What this task involves: List every line in this data where the string "underlying" occurs.

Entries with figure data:
====

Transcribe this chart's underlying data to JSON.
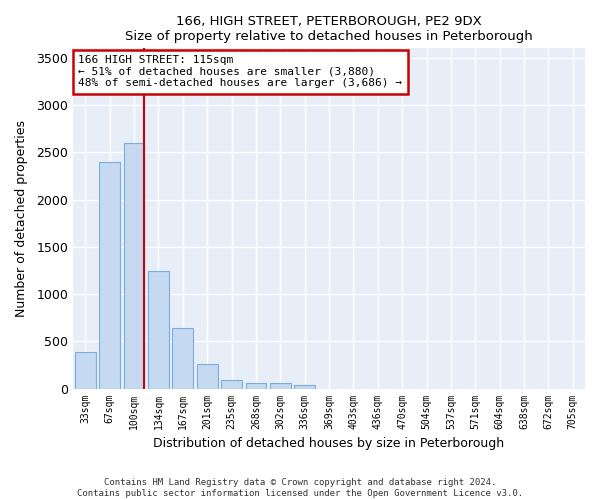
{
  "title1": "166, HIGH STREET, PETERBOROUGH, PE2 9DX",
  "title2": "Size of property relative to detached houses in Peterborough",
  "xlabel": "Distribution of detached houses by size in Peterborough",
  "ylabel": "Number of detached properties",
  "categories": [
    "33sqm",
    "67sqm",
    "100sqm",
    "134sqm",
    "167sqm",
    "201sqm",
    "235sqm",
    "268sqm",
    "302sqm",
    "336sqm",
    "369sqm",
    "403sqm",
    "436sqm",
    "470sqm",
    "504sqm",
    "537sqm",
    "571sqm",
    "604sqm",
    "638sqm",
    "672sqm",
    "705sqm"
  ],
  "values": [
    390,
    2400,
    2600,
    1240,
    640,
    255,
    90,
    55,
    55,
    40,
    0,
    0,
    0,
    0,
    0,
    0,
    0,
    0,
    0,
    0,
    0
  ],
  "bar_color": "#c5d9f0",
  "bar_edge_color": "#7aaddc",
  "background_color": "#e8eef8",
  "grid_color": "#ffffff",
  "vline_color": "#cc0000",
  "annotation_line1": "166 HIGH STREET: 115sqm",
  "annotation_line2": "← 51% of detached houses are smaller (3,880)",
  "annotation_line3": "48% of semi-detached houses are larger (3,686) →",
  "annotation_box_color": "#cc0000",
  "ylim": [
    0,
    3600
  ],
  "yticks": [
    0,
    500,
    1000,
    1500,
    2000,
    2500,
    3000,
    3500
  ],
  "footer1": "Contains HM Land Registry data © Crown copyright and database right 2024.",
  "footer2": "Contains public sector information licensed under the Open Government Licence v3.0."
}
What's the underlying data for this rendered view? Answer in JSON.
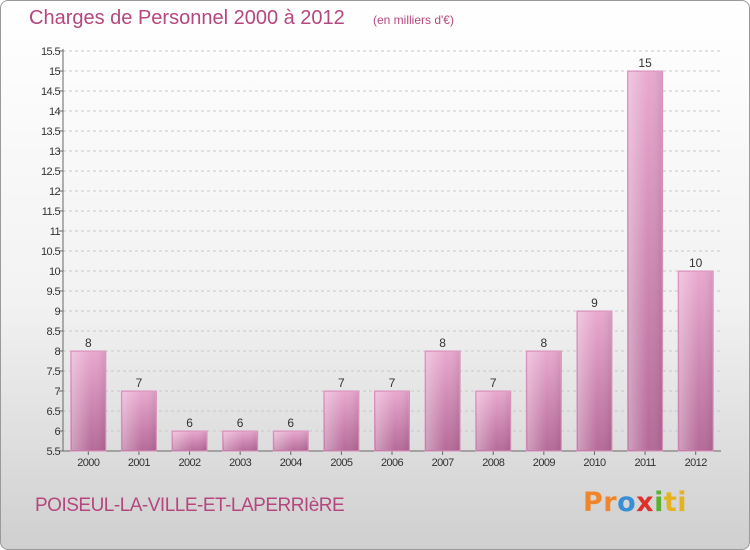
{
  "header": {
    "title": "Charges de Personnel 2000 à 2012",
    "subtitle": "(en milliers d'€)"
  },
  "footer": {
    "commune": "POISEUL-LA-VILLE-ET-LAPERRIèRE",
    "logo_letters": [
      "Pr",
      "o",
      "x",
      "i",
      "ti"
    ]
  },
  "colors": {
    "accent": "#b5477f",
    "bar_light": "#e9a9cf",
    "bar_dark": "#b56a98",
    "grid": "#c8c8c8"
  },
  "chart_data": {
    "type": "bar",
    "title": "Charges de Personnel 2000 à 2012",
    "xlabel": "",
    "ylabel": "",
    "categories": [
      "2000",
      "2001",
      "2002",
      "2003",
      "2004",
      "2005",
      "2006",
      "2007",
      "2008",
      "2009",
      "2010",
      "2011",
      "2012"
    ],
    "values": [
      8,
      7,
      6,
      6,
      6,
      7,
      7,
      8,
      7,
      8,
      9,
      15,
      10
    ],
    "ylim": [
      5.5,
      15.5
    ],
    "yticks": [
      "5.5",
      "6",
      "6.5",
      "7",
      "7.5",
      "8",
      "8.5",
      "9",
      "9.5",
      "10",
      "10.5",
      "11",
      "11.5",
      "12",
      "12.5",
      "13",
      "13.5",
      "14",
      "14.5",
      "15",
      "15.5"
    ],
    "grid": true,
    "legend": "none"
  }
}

====

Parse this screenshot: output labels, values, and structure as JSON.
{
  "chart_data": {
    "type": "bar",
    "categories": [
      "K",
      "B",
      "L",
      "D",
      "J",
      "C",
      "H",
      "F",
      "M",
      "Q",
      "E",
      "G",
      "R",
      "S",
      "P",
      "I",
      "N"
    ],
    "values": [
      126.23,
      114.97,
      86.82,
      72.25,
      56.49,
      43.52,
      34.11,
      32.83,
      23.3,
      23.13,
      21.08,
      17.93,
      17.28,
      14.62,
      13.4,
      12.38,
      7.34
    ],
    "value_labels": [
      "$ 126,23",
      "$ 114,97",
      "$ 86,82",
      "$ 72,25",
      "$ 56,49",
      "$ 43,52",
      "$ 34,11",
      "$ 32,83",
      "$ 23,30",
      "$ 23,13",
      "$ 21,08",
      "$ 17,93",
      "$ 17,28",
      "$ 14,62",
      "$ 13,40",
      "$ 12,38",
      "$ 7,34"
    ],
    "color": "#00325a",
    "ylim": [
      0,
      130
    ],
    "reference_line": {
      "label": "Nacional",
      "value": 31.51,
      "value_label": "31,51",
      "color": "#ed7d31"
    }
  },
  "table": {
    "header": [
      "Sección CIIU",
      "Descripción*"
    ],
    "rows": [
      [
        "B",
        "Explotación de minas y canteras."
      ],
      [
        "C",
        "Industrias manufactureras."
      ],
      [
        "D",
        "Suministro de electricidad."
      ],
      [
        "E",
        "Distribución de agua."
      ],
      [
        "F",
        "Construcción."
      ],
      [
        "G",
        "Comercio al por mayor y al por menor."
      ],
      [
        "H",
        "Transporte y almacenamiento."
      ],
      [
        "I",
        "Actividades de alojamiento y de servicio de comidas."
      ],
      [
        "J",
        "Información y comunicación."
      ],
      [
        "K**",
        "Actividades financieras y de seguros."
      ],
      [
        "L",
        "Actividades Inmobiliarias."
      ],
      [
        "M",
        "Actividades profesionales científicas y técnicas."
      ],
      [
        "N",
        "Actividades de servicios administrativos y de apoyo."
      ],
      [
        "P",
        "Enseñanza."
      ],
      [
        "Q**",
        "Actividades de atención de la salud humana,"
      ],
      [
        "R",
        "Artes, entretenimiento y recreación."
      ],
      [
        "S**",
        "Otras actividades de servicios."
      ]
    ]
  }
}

====

Solution to this exercise:
Transcribe this chart's underlying data to JSON.
What's the underlying data for this rendered view? Answer in JSON.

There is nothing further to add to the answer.